> [Prompt]: Select the lines that hold the word "DPUTR" and copy each one.
== == ==
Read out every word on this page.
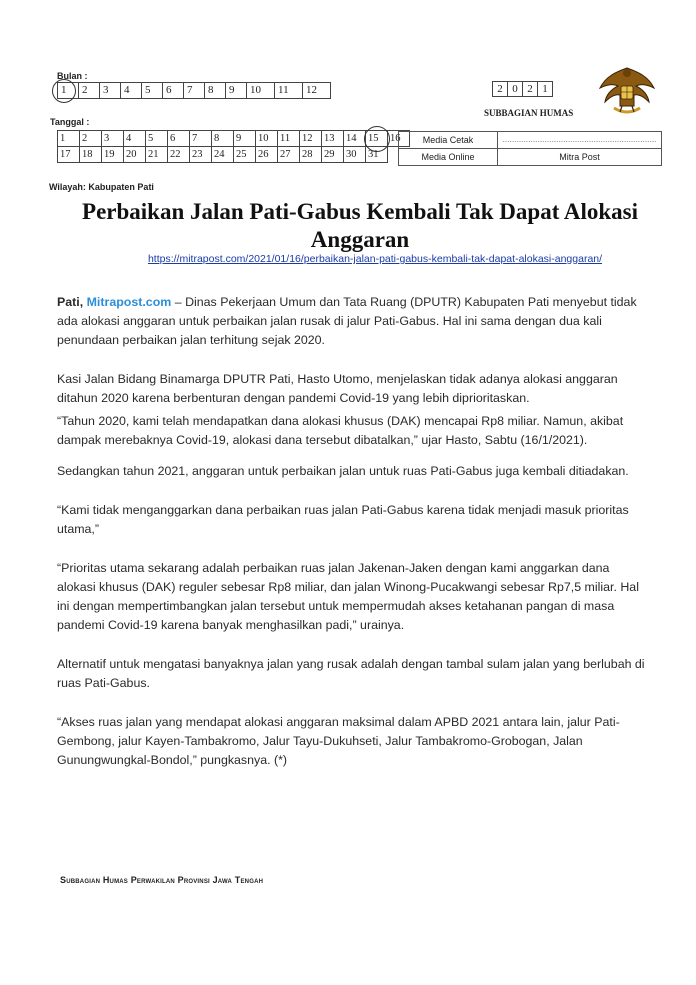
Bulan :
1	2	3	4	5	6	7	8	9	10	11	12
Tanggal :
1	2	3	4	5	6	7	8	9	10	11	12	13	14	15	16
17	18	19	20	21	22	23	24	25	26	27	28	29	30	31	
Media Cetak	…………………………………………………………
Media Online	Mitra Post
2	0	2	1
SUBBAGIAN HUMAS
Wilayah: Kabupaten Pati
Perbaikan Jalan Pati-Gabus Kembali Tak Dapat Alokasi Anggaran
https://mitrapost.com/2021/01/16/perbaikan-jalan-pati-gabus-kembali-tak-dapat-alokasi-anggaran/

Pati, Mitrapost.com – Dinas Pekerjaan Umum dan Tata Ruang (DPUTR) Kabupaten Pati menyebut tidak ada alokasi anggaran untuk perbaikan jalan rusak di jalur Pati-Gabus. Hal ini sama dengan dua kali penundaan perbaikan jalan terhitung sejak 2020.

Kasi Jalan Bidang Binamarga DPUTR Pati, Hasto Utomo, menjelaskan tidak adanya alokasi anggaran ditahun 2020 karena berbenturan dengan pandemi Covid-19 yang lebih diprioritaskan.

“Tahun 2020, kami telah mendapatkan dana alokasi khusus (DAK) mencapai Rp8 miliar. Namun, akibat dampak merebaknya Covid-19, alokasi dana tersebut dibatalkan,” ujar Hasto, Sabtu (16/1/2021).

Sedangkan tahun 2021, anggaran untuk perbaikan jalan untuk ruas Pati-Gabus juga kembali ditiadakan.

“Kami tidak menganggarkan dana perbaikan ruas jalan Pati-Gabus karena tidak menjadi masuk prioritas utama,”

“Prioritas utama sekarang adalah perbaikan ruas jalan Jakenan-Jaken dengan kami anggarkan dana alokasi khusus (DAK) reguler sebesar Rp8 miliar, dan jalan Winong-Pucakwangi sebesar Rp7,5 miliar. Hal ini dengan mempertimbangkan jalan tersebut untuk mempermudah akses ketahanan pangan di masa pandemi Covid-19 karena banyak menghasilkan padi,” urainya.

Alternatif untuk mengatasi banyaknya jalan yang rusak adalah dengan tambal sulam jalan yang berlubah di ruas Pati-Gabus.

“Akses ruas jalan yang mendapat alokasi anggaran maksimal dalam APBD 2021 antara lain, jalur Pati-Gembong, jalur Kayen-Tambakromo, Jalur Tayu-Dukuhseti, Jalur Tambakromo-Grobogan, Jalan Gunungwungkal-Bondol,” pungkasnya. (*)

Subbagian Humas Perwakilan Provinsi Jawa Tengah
== == ==
> [Result of the exercise]:
Pati, Mitrapost.com – Dinas Pekerjaan Umum dan Tata Ruang (DPUTR) Kabupaten Pati menyebut tidak ada alokasi anggaran untuk perbaikan jalan rusak di jalur Pati-Gabus. Hal ini sama dengan dua kali penundaan perbaikan jalan terhitung sejak 2020.
Kasi Jalan Bidang Binamarga DPUTR Pati, Hasto Utomo, menjelaskan tidak adanya alokasi anggaran ditahun 2020 karena berbenturan dengan pandemi Covid-19 yang lebih diprioritaskan.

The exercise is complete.